What is asked: Collect every line that includes the string "Abstract".

***** Dataset rows *****

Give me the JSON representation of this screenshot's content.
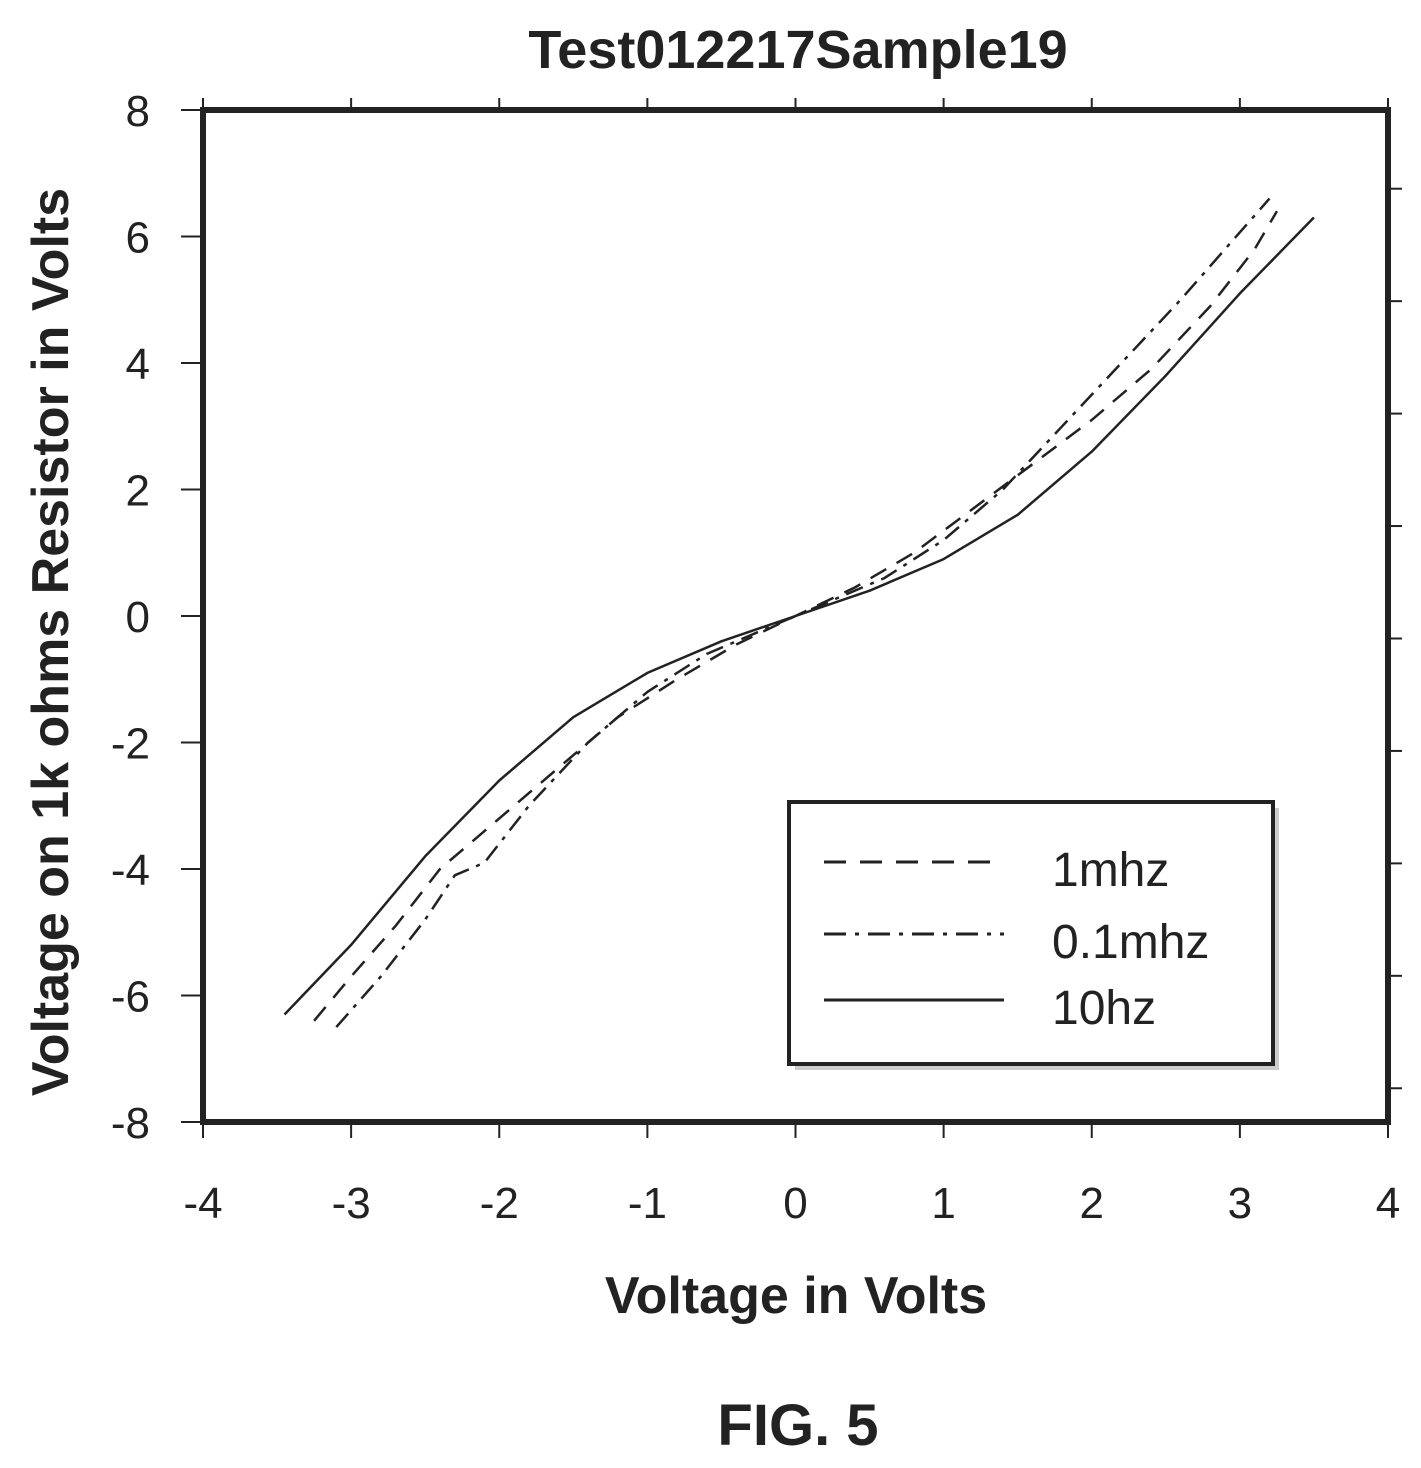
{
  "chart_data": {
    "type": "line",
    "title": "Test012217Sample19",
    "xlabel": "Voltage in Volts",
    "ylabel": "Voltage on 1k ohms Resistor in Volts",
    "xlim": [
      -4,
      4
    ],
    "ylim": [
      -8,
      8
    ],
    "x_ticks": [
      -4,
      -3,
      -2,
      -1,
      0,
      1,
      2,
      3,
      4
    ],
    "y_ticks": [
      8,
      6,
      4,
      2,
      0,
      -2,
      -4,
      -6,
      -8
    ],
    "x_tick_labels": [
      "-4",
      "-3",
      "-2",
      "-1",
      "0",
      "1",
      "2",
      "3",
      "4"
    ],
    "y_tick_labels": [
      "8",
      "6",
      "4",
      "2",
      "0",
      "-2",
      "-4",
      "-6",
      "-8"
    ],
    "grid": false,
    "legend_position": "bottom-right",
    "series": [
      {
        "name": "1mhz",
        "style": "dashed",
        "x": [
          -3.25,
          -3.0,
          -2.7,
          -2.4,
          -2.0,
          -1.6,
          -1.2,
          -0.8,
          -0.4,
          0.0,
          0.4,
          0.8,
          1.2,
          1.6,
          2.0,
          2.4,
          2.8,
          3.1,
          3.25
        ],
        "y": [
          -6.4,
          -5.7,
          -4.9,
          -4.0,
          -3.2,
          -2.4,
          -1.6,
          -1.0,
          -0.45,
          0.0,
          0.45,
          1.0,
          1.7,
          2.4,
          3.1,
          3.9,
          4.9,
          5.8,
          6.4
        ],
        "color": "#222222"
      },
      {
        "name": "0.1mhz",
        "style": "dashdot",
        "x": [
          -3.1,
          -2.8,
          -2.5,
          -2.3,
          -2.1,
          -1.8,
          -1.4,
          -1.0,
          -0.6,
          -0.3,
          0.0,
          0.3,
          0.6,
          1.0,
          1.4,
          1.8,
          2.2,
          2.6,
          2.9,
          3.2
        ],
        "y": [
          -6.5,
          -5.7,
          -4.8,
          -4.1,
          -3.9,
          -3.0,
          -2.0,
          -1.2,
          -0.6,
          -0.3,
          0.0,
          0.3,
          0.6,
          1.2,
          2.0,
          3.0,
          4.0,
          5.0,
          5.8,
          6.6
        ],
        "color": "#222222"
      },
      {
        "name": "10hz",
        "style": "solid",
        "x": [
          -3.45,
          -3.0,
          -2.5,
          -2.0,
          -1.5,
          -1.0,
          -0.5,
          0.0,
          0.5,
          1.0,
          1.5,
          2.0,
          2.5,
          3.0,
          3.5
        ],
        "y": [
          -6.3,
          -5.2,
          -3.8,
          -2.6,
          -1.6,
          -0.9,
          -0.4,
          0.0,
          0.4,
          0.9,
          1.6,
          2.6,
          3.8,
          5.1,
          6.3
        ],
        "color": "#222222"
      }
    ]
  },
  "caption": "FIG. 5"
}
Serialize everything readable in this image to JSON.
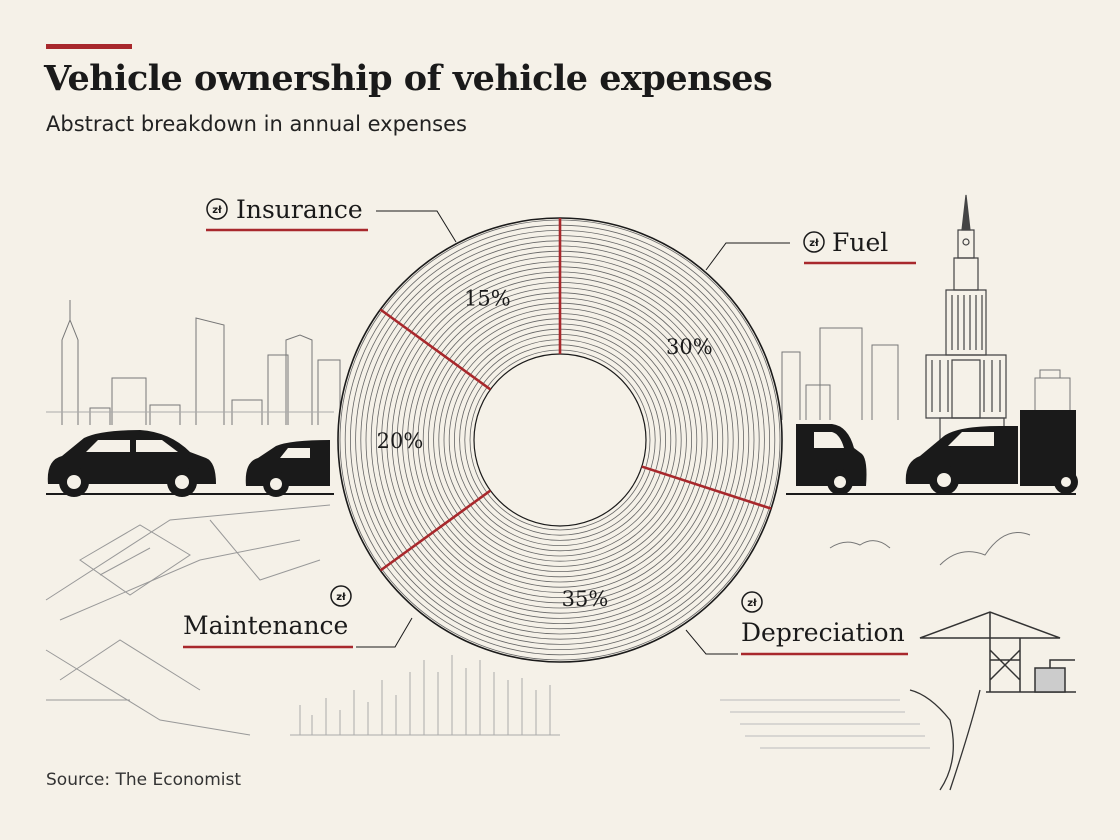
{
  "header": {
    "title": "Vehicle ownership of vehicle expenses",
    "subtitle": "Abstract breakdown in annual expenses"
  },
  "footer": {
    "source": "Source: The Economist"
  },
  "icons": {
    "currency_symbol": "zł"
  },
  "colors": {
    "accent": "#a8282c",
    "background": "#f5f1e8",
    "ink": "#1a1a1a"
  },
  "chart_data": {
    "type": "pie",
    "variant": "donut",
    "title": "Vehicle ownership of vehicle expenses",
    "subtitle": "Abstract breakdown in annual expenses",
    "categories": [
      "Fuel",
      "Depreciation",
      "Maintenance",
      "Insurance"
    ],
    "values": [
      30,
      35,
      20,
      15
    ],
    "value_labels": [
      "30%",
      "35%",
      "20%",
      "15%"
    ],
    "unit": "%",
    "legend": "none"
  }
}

*****

Finished exercise:
    "subtitle": "Abstract breakdown in annual expenses"
    "subtitle": "Abstract breakdown in annual expenses",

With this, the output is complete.